--- YOUR INSTRUCTIONS ---
Write out the entries again exactly as they are given.

--- EXCERPTED RECORDS ---
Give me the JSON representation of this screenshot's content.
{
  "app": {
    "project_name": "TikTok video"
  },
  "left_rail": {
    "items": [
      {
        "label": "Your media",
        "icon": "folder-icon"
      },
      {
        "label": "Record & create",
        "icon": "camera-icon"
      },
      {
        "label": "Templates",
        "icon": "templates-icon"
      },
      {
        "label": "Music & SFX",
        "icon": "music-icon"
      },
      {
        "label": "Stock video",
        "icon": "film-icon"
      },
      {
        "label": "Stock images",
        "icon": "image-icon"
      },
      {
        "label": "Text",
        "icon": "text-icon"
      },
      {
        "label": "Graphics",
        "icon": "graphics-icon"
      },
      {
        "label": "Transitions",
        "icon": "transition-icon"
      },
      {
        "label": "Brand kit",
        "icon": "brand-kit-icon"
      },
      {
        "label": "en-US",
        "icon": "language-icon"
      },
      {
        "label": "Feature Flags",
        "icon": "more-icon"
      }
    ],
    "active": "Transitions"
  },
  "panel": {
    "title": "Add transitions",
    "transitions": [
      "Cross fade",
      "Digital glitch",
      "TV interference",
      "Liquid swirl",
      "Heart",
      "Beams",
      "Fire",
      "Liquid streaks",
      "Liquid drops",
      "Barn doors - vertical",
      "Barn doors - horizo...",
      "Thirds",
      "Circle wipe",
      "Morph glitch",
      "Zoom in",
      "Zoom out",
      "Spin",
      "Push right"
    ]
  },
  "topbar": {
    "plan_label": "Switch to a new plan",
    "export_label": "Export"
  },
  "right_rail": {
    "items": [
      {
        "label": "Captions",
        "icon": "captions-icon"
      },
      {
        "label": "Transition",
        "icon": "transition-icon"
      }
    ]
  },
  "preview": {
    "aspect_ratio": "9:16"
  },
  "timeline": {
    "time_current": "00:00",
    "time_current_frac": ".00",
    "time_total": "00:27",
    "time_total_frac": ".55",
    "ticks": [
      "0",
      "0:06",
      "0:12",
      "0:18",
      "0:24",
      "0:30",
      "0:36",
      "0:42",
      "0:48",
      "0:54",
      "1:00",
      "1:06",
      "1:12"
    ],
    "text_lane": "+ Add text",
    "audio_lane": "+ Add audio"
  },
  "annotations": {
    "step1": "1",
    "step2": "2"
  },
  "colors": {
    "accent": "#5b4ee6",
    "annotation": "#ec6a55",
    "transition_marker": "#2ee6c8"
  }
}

--- TASK ANSWER ---
Give me the JSON representation of this screenshot's content.
{
  "app": {
    "project_name": "TikTok video"
  },
  "left_rail": {
    "items": [
      {
        "label": "Your media",
        "icon": "folder-icon"
      },
      {
        "label": "Record & create",
        "icon": "camera-icon"
      },
      {
        "label": "Templates",
        "icon": "templates-icon"
      },
      {
        "label": "Music & SFX",
        "icon": "music-icon"
      },
      {
        "label": "Stock video",
        "icon": "film-icon"
      },
      {
        "label": "Stock images",
        "icon": "image-icon"
      },
      {
        "label": "Text",
        "icon": "text-icon"
      },
      {
        "label": "Graphics",
        "icon": "graphics-icon"
      },
      {
        "label": "Transitions",
        "icon": "transition-icon"
      },
      {
        "label": "Brand kit",
        "icon": "brand-kit-icon"
      },
      {
        "label": "en-US",
        "icon": "language-icon"
      },
      {
        "label": "Feature Flags",
        "icon": "more-icon"
      }
    ],
    "active": "Transitions"
  },
  "panel": {
    "title": "Add transitions",
    "transitions": [
      "Cross fade",
      "Digital glitch",
      "TV interference",
      "Liquid swirl",
      "Heart",
      "Beams",
      "Fire",
      "Liquid streaks",
      "Liquid drops",
      "Barn doors - vertical",
      "Barn doors - horizo...",
      "Thirds",
      "Circle wipe",
      "Morph glitch",
      "Zoom in",
      "Zoom out",
      "Spin",
      "Push right"
    ]
  },
  "topbar": {
    "plan_label": "Switch to a new plan",
    "export_label": "Export"
  },
  "right_rail": {
    "items": [
      {
        "label": "Captions",
        "icon": "captions-icon"
      },
      {
        "label": "Transition",
        "icon": "transition-icon"
      }
    ]
  },
  "preview": {
    "aspect_ratio": "9:16"
  },
  "timeline": {
    "time_current": "00:00",
    "time_current_frac": ".00",
    "time_total": "00:27",
    "time_total_frac": ".55",
    "ticks": [
      "0",
      "0:06",
      "0:12",
      "0:18",
      "0:24",
      "0:30",
      "0:36",
      "0:42",
      "0:48",
      "0:54",
      "1:00",
      "1:06",
      "1:12"
    ],
    "text_lane": "+ Add text",
    "audio_lane": "+ Add audio"
  },
  "annotations": {
    "step1": "1",
    "step2": "2"
  },
  "colors": {
    "accent": "#5b4ee6",
    "annotation": "#ec6a55",
    "transition_marker": "#2ee6c8"
  }
}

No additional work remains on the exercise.